═══ Texto de origem

O pesquisador conta que o método da etnografia é mais comum na antropologia. A base da etnografia é o trabalho de campo, com contato direto no dia a dia do grupo social analisado.
Abaixo alguns trechos da matéria, que pode ser lida na íntegra aqui.
“Meu objetivo inicial era principalmente investigar quais eram as motivações, falas e fazeres dos profissionais de saúde que atuavam na ponta. Então me propus a seguir os profissionais de saúde do Consultório na Rua. Consegui entrar em contato com eles, comecei a ir a campo sozinho e tentar fazer contatos”, relata. Nas tentativas de iniciar relações com os profissionais, Nogueira percebeu que era mais bem recebido por pessoas ligadas a movimentos sociais.
“Então eu já comecei a dividir meu objeto de estudo. Comecei a ver que a entrada possível era através da militância. Como concordava com muitas das causas, com o tempo eu passei a fazer parte dessa militância. A antropologia fala de observação participante, e isso se dá na prática. Conforme você vai adentrando o campo, se você não participa muitos caminhos vão estar fechados para você.”
Em razão da dificuldade burocrática de se aproximar dos profissionais de saúde do Consultório na Rua, o pesquisador precisou buscar outros caminhos de aproximação. Os movimentos sociais foram importantes nesse contexto, para auxiliar no contato com outras pessoas que já atuaram como agentes de saúde no território. A dissertação acompanha os dois grupos e conta com capítulos dedicados ao dia a dia dos profissionais de saúde no território, e capítulos dedicados à atuação da militância social na região.
Segundo o pesquisador, a militância da região é constituída por trabalhadores que atuaram no território, e muitos foram perseguidos politicamente na mudança de gestão da Prefeitura de São Paulo no ano de 2017. “São muitos militantes da política de redução de danos, que pautava o programa De Braços Abertos. Além dos profissionais de saúde, tem jornalistas, advogados, sociólogos, etc. É uma mescla de profissionais que convivem com a região e os próprios frequentadores do território que passaram pelas políticas públicas propostas naquela área ”, afirma.
Naquele ano, houve a transição do governo municipal de Fernando Haddad (2013-2016) para o de João Dória (2017-2018) e o programa social vigente De Braços Abertos, instituído na gestão Haddad, passou a ser desarticulado e precarizado, em favor de um novo programa batizado de Redenção.
Problema eleitoreiro
Durante o período de campanha das eleições municipais paulistanas, e até mesmo nas eleições gerais, quando o Estado de São Paulo elege seu governador, o problema de saúde pública da Cracolândia recebe novas propostas para uma espécie de solução. Para Nogueira, um dos principais problemas para que nenhum programa de política pública consiga se consolidar é a falta de continuidade.

══════

● Tarefa escrita:
Transcreva, do texto sobre a pesquisa na Cracolândia, o trecho que começa em "Naquele ano, houve" e segue até "batizado de Redenção.". Responda usando somente o texto.

═══ Lista de registros

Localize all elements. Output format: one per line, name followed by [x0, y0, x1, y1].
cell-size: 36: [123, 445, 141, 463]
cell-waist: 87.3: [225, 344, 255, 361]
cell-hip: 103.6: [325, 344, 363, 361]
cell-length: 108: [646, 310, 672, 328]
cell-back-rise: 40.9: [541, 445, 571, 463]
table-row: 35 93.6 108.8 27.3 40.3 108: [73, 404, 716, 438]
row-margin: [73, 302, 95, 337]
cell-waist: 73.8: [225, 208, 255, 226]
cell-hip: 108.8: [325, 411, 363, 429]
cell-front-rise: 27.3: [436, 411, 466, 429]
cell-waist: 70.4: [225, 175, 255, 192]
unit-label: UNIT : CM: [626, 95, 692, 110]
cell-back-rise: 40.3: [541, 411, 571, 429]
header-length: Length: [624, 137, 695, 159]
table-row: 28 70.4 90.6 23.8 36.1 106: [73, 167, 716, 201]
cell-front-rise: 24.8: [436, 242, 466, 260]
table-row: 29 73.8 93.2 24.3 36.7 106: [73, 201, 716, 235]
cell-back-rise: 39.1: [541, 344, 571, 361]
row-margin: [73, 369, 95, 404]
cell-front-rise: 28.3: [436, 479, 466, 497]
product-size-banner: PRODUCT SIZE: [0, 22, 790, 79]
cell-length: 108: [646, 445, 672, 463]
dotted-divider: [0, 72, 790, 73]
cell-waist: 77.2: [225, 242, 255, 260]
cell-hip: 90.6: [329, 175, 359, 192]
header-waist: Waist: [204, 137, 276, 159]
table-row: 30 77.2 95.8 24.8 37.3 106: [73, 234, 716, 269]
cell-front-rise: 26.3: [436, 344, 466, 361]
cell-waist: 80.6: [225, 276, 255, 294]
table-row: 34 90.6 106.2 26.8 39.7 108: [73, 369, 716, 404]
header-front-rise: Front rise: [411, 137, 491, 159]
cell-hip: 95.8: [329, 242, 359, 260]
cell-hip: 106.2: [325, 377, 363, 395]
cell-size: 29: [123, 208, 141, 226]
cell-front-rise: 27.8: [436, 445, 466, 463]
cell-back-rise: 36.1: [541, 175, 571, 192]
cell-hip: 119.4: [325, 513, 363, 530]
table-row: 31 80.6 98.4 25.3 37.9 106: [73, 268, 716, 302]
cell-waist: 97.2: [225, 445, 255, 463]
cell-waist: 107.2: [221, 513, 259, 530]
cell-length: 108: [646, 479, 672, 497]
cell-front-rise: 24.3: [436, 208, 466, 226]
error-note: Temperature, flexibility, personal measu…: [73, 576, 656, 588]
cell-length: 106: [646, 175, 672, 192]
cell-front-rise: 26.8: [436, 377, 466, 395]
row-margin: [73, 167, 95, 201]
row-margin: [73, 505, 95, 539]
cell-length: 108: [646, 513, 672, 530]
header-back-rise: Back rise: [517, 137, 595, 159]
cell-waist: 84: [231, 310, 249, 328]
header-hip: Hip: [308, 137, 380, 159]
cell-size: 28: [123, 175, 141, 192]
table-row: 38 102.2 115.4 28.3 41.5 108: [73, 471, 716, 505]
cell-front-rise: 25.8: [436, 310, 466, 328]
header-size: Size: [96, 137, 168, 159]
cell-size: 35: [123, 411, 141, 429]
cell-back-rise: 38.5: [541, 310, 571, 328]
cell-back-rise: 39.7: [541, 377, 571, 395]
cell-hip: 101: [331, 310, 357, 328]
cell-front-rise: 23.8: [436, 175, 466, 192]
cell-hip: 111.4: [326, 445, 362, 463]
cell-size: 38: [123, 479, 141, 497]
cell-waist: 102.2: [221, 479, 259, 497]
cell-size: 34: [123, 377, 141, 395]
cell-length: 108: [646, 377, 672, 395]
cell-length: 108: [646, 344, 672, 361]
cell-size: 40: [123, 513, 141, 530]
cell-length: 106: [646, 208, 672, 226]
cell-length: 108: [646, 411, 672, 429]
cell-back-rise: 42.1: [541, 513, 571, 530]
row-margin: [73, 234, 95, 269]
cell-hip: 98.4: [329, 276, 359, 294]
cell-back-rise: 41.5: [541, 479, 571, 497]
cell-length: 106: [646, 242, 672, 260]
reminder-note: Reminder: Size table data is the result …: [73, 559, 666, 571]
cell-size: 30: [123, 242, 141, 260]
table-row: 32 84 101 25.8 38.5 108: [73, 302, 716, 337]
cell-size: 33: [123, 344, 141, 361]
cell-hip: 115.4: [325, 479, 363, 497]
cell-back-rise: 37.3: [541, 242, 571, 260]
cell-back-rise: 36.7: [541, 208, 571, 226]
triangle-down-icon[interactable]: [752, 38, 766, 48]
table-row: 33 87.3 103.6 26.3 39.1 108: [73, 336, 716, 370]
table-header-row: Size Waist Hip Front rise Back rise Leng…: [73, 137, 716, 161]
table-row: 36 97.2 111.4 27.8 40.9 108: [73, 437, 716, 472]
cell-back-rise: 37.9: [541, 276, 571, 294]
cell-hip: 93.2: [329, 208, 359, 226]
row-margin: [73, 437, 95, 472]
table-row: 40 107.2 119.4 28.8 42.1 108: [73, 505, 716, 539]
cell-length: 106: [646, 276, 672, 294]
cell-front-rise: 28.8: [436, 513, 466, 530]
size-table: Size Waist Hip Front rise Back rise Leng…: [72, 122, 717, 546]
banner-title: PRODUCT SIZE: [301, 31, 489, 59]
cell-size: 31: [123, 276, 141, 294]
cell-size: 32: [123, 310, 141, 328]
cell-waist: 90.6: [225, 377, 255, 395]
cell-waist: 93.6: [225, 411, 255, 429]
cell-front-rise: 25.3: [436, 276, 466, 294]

══════

● Resposta final:
Naquele ano, houve a transição do governo municipal de Fernando Haddad (2013-2016) para o de João Dória (2017-2018) e o programa social vigente De Braços Abertos, instituído na gestão Haddad, passou a ser desarticulado e precarizado, em favor de um novo programa batizado de Redenção.